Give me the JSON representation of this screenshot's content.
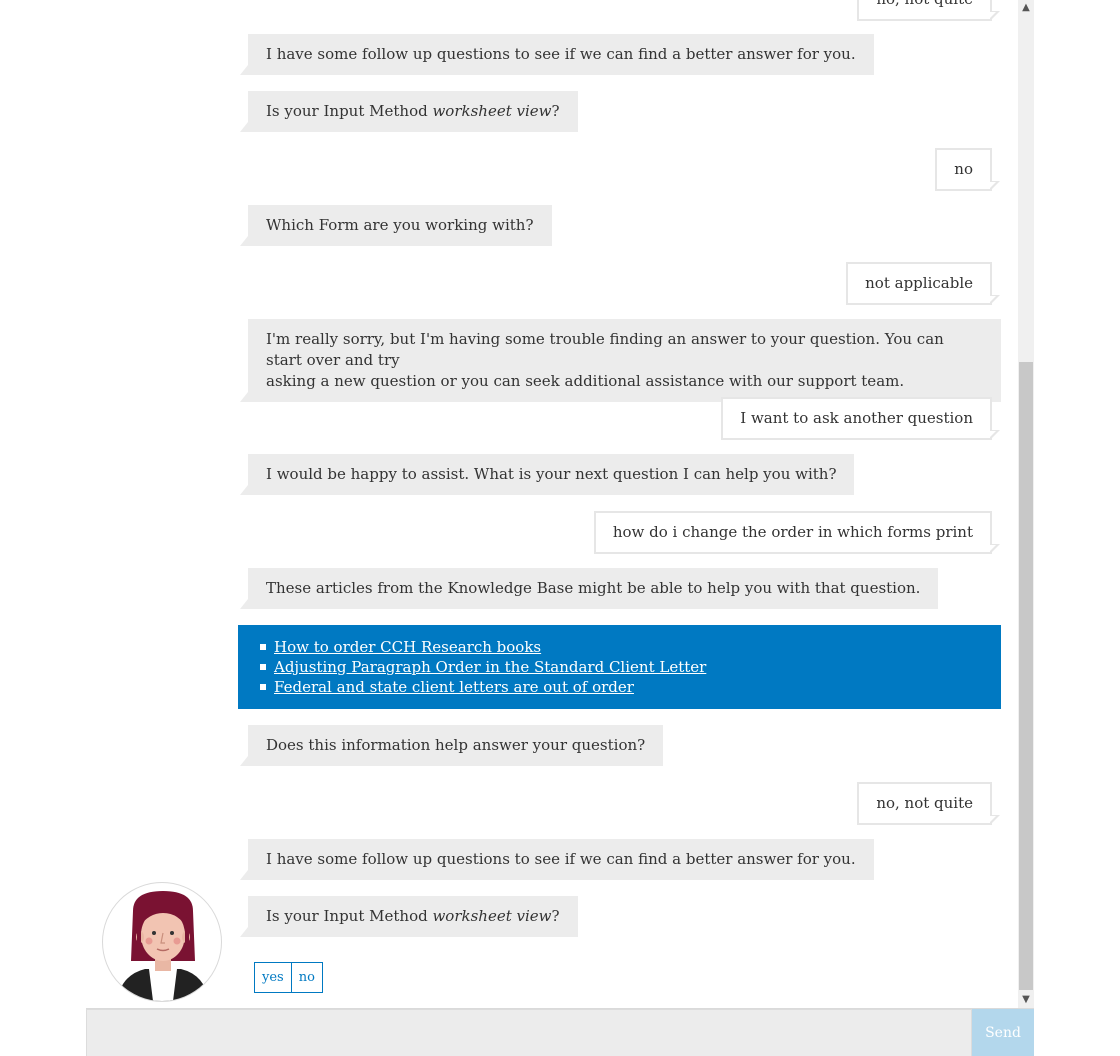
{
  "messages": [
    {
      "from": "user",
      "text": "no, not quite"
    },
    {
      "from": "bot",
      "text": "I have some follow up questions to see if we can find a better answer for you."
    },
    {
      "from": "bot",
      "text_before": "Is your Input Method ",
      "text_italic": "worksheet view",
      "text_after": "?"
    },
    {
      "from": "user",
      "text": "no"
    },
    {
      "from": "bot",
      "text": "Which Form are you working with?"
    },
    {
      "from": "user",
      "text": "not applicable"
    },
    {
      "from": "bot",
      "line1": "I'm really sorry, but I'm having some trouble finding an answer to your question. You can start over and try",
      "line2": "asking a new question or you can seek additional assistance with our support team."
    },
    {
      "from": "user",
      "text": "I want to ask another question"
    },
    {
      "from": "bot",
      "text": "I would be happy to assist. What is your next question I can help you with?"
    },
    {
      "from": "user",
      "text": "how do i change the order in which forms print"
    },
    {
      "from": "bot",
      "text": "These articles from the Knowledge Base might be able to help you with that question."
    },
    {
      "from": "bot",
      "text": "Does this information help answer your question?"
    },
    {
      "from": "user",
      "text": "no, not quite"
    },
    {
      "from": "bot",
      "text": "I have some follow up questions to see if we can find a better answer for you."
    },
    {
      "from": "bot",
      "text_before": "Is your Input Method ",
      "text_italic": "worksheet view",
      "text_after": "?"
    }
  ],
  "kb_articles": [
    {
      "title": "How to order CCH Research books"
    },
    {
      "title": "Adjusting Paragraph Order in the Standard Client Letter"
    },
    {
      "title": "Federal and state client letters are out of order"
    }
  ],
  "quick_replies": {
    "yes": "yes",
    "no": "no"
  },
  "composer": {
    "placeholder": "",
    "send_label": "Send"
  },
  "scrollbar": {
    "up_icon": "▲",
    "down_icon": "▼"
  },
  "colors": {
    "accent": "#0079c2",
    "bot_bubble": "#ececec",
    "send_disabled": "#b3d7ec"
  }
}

----------

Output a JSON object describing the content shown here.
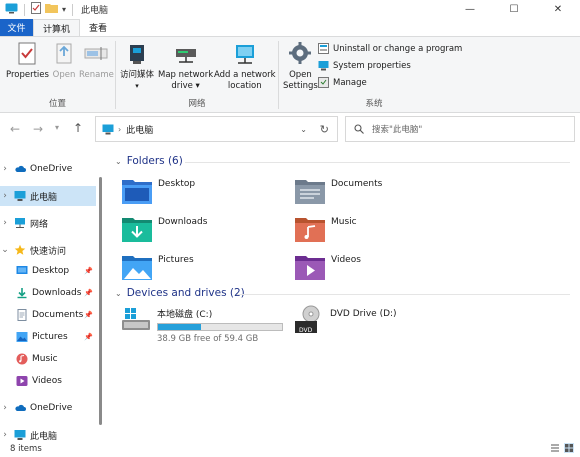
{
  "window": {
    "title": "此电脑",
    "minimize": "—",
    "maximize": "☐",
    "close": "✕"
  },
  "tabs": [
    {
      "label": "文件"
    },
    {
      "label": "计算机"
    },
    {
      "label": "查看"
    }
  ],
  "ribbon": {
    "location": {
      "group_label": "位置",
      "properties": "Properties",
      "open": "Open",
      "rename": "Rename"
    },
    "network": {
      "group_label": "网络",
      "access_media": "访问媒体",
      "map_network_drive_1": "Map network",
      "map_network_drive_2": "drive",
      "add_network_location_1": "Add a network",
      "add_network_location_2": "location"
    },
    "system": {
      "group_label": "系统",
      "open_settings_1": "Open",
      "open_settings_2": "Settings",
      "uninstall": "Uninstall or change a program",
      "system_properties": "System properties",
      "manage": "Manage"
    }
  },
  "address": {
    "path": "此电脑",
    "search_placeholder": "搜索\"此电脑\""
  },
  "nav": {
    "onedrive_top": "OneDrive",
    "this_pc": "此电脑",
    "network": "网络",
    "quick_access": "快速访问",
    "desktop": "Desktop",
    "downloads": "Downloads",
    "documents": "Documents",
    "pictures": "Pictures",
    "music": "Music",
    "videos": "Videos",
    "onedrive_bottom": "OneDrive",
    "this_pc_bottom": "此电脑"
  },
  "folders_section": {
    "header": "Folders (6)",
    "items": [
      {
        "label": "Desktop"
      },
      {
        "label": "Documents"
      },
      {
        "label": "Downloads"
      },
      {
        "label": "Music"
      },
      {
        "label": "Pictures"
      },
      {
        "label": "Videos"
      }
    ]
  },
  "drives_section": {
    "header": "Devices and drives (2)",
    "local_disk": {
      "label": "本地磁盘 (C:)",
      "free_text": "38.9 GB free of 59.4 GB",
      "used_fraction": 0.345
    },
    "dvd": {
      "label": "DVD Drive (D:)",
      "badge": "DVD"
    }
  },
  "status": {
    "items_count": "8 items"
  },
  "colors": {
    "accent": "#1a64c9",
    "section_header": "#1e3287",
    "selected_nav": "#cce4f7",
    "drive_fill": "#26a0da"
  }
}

----------

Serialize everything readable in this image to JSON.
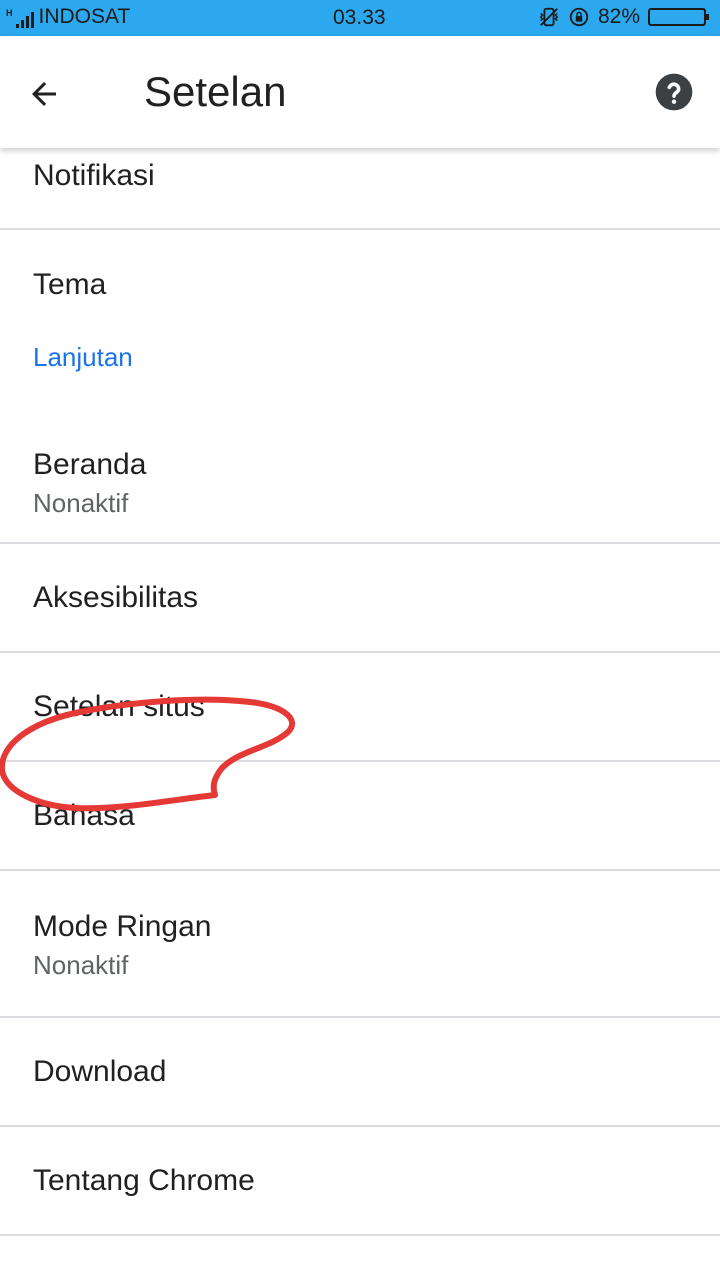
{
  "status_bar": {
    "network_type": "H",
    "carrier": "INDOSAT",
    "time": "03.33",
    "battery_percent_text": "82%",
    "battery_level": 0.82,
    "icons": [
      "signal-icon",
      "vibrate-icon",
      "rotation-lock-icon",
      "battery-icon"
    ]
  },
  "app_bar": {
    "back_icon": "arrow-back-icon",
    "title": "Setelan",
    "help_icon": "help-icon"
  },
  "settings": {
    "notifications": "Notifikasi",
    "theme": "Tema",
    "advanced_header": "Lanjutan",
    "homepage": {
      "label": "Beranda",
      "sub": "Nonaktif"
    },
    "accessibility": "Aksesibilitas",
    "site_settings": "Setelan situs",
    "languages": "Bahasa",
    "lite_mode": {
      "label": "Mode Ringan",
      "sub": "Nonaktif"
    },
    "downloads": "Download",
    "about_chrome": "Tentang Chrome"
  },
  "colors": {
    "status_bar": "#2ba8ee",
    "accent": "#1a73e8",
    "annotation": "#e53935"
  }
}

----------

> Your task
Report back each line of the entries that holds the string "Documents".

> Exercise answer
    "documents": "Documents",
        "label": "Documents"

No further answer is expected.